• Exercise description:
From the entries that follow, list every line in which the string "name" appears.

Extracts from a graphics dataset
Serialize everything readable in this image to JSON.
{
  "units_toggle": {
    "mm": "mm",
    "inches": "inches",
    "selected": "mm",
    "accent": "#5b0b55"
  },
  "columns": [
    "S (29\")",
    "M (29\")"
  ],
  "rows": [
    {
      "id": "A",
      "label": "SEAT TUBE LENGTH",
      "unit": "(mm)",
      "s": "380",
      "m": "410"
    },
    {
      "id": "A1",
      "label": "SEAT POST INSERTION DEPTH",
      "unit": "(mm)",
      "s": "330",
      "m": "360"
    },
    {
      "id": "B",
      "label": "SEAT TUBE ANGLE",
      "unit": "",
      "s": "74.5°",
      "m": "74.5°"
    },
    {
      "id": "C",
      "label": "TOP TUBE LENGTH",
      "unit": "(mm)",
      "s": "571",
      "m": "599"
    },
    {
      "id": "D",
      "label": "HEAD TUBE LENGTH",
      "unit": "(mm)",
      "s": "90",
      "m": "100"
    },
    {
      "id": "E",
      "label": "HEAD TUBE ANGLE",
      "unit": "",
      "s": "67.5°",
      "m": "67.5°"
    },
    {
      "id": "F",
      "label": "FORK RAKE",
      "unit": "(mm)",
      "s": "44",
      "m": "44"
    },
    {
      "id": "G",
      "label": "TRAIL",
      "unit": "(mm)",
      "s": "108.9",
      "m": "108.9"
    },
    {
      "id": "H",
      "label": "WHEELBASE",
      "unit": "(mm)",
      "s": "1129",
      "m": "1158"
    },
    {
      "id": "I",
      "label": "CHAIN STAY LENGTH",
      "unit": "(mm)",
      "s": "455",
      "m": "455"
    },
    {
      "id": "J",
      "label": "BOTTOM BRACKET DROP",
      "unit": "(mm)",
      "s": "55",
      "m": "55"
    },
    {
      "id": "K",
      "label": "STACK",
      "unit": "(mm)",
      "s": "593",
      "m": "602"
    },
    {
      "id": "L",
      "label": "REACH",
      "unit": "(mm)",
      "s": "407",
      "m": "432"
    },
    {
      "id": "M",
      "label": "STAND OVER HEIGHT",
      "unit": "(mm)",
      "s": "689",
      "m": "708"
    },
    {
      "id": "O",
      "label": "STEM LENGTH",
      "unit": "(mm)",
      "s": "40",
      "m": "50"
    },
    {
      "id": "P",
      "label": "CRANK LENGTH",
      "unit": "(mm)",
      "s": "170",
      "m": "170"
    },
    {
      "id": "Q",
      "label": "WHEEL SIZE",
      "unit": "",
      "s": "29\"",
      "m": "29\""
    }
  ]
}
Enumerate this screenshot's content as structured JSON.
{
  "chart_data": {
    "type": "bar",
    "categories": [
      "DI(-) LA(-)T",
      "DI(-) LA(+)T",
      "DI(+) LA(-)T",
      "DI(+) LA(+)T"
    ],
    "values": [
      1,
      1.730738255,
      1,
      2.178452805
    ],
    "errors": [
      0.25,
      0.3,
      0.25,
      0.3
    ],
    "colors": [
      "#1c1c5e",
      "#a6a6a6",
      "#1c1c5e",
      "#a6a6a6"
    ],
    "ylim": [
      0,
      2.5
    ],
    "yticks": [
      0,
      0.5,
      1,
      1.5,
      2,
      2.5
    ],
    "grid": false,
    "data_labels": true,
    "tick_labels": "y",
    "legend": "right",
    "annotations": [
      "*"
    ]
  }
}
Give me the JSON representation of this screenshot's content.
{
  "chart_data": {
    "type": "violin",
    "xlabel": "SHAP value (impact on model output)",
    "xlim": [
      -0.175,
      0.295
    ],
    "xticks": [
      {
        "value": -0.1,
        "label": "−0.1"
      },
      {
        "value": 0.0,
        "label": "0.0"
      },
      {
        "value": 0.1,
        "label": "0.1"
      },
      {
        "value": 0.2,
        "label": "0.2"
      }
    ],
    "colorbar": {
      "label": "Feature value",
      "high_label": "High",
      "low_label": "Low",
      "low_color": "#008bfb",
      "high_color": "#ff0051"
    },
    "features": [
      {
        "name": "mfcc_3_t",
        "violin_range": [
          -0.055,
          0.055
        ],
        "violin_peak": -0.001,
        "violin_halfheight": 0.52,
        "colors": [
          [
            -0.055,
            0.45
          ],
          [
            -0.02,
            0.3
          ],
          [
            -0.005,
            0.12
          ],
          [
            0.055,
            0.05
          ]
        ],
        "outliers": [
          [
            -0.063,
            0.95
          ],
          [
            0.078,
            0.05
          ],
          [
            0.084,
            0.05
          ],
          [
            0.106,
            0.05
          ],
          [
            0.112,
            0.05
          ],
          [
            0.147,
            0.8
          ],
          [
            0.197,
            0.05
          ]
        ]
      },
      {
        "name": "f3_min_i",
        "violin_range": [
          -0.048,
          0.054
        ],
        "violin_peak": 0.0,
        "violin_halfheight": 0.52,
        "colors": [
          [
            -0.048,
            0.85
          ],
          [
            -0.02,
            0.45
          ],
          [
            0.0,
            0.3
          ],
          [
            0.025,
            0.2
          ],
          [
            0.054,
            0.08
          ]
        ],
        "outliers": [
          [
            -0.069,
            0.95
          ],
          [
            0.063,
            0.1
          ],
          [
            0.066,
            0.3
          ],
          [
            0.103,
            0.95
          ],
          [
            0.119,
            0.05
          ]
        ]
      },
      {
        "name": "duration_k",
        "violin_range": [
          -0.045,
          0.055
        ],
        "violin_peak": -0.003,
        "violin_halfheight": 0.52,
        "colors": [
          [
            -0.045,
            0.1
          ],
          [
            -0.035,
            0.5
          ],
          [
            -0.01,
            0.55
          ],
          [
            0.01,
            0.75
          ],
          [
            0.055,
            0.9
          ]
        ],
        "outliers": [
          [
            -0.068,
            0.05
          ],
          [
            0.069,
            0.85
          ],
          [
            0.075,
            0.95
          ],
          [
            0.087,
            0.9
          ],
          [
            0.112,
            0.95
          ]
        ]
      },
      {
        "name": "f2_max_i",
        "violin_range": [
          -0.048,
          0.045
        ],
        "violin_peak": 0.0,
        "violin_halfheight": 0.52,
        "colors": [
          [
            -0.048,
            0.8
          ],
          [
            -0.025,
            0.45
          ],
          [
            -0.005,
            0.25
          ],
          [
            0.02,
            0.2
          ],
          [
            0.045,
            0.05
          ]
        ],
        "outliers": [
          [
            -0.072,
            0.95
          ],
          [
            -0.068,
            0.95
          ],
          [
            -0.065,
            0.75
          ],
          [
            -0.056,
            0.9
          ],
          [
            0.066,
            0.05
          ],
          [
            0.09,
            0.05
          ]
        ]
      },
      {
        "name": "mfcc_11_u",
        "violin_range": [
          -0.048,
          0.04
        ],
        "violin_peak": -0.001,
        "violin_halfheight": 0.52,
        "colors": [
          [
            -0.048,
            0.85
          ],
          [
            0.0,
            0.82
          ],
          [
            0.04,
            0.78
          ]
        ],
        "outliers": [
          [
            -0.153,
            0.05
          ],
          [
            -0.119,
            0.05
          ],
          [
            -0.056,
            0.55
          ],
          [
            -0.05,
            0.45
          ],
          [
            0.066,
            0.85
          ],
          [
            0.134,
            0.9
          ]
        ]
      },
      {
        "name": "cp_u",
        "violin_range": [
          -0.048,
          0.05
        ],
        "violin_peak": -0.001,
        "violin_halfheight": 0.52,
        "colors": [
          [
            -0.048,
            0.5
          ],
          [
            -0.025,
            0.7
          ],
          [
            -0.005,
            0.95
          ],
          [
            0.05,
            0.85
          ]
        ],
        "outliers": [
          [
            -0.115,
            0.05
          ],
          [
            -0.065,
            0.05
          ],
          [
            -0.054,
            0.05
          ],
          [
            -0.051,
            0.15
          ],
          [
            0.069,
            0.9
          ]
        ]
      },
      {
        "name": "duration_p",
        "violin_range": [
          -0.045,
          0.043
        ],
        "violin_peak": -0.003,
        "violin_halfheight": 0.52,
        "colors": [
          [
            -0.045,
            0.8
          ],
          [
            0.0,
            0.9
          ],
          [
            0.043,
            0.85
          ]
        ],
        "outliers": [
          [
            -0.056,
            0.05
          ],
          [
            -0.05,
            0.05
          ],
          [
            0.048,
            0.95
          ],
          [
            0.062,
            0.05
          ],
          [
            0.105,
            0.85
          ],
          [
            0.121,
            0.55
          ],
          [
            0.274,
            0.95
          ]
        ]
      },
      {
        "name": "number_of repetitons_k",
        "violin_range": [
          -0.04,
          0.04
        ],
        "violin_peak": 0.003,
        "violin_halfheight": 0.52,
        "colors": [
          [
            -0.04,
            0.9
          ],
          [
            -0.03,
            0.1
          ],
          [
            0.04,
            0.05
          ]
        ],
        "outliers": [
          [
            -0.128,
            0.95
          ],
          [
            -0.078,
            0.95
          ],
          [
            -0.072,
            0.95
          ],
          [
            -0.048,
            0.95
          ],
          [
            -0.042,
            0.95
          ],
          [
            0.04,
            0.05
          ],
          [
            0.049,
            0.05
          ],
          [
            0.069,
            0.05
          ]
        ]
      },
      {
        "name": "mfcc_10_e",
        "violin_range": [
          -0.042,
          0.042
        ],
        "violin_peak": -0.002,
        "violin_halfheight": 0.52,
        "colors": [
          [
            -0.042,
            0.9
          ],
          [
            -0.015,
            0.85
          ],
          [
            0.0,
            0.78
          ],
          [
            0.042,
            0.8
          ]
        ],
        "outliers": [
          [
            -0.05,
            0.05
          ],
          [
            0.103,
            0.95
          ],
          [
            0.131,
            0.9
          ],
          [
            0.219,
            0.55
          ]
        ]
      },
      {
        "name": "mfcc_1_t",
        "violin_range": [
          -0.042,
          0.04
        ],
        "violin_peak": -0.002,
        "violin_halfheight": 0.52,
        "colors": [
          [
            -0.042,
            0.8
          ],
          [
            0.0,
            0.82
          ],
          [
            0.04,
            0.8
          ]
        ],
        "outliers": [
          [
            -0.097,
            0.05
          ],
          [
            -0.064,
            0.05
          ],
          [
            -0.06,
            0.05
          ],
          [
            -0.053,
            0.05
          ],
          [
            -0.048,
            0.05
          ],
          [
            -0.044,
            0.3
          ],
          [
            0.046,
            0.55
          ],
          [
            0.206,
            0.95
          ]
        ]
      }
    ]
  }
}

• Answer to the problem:
        "name": "mfcc_3_t",
        "name": "f3_min_i",
        "name": "duration_k",
        "name": "f2_max_i",
        "name": "mfcc_11_u",
        "name": "cp_u",
        "name": "duration_p",
        "name": "number_of repetitons_k",
        "name": "mfcc_10_e",
        "name": "mfcc_1_t",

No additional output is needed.